══ DATASET ENTRIES
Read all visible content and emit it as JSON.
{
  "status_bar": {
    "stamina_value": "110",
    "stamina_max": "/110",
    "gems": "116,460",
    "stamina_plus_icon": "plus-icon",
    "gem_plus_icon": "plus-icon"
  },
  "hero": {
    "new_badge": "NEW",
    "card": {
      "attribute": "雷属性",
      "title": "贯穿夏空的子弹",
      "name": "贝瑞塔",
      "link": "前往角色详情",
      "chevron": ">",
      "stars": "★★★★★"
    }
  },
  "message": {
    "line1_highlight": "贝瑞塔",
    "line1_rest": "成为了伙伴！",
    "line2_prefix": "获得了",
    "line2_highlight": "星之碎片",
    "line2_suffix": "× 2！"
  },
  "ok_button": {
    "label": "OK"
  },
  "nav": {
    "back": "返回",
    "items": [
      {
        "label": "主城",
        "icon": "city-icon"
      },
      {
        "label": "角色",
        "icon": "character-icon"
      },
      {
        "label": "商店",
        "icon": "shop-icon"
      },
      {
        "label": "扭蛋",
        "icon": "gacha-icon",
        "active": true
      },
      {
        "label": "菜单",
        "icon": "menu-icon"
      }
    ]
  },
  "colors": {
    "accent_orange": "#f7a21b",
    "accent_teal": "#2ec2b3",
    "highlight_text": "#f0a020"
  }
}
════
- [REQUIREMENT]
Print every record above exactly as written.

- [WRITTEN SOLUTION]
Read all visible content and emit it as JSON.
{
  "status_bar": {
    "stamina_value": "110",
    "stamina_max": "/110",
    "gems": "116,460",
    "stamina_plus_icon": "plus-icon",
    "gem_plus_icon": "plus-icon"
  },
  "hero": {
    "new_badge": "NEW",
    "card": {
      "attribute": "雷属性",
      "title": "贯穿夏空的子弹",
      "name": "贝瑞塔",
      "link": "前往角色详情",
      "chevron": ">",
      "stars": "★★★★★"
    }
  },
  "message": {
    "line1_highlight": "贝瑞塔",
    "line1_rest": "成为了伙伴！",
    "line2_prefix": "获得了",
    "line2_highlight": "星之碎片",
    "line2_suffix": "× 2！"
  },
  "ok_button": {
    "label": "OK"
  },
  "nav": {
    "back": "返回",
    "items": [
      {
        "label": "主城",
        "icon": "city-icon"
      },
      {
        "label": "角色",
        "icon": "character-icon"
      },
      {
        "label": "商店",
        "icon": "shop-icon"
      },
      {
        "label": "扭蛋",
        "icon": "gacha-icon",
        "active": true
      },
      {
        "label": "菜单",
        "icon": "menu-icon"
      }
    ]
  },
  "colors": {
    "accent_orange": "#f7a21b",
    "accent_teal": "#2ec2b3",
    "highlight_text": "#f0a020"
  }
}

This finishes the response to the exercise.